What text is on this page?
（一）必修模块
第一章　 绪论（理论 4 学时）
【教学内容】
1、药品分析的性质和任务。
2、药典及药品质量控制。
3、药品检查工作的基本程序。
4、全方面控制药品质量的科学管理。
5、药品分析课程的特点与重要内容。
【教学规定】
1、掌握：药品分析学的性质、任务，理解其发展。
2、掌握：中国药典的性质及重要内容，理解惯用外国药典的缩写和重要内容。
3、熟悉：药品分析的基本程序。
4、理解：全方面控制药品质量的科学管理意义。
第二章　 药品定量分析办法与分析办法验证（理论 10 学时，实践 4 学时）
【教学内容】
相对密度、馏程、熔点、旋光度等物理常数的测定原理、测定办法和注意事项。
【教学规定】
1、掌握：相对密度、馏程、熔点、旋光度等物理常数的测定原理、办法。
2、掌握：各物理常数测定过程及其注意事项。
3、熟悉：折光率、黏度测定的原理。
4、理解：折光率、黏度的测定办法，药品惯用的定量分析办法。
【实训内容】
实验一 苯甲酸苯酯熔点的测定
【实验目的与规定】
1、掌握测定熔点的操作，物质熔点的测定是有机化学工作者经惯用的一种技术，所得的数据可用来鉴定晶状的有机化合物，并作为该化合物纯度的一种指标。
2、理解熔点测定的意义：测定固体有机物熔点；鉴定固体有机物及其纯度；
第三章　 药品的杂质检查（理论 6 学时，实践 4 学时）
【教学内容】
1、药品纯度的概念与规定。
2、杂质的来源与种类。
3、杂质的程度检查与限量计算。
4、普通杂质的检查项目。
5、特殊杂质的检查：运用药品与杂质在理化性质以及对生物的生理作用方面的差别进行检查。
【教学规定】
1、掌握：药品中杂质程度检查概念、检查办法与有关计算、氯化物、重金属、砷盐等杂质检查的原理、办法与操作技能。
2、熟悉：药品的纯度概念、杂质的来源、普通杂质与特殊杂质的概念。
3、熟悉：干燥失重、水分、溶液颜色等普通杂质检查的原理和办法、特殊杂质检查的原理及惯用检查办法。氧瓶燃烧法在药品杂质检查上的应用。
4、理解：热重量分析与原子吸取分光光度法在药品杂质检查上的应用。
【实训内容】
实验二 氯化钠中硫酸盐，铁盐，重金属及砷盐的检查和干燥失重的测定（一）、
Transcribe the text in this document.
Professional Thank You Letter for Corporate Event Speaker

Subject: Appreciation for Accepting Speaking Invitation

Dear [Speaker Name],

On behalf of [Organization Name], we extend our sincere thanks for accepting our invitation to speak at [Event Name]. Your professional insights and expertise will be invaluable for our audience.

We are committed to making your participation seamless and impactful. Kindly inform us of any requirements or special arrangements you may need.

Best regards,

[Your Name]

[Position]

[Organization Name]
==
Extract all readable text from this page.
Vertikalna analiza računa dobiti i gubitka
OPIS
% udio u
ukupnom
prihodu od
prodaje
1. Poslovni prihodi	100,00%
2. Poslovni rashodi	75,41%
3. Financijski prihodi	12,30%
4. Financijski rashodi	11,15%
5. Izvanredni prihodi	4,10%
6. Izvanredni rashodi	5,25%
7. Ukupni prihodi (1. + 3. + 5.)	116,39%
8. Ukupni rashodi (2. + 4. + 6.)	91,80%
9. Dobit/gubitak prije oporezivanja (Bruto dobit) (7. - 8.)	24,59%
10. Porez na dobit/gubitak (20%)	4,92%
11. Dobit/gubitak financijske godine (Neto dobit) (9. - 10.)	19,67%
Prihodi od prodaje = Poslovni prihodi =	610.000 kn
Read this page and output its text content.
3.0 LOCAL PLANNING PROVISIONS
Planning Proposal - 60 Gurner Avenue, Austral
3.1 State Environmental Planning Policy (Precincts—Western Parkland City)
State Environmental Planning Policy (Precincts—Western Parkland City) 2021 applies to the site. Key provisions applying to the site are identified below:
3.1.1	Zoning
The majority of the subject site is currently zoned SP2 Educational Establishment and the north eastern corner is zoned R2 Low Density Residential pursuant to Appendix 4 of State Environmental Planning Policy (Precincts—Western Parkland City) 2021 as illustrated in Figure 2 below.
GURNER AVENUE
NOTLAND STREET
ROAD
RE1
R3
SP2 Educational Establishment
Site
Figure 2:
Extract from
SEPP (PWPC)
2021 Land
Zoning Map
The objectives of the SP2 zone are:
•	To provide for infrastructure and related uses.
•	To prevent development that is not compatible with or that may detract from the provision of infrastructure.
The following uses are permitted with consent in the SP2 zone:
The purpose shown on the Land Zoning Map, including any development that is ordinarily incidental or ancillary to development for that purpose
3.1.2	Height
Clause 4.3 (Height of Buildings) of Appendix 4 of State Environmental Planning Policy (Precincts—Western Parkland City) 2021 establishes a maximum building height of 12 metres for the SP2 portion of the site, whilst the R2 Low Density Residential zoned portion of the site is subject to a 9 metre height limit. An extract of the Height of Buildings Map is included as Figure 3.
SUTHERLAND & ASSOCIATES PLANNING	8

__Work instructions__:
Scan the material above. Copy each line where "Figure" occurs.

__Task output__:
The majority of the subject site is currently zoned SP2 Educational Establishment and the north eastern corner is zoned R2 Low Density Residential pursuant to Appendix 4 of State Environmental Planning Policy (Precincts—Western Parkland City) 2021 as illustrated in Figure 2 below.
Figure 2:
Clause 4.3 (Height of Buildings) of Appendix 4 of State Environmental Planning Policy (Precincts—Western Parkland City) 2021 establishes a maximum building height of 12 metres for the SP2 portion of the site, whilst the R2 Low Density Residential zoned portion of the site is subject to a 9 metre height limit. An extract of the Height of Buildings Map is included as Figure 3.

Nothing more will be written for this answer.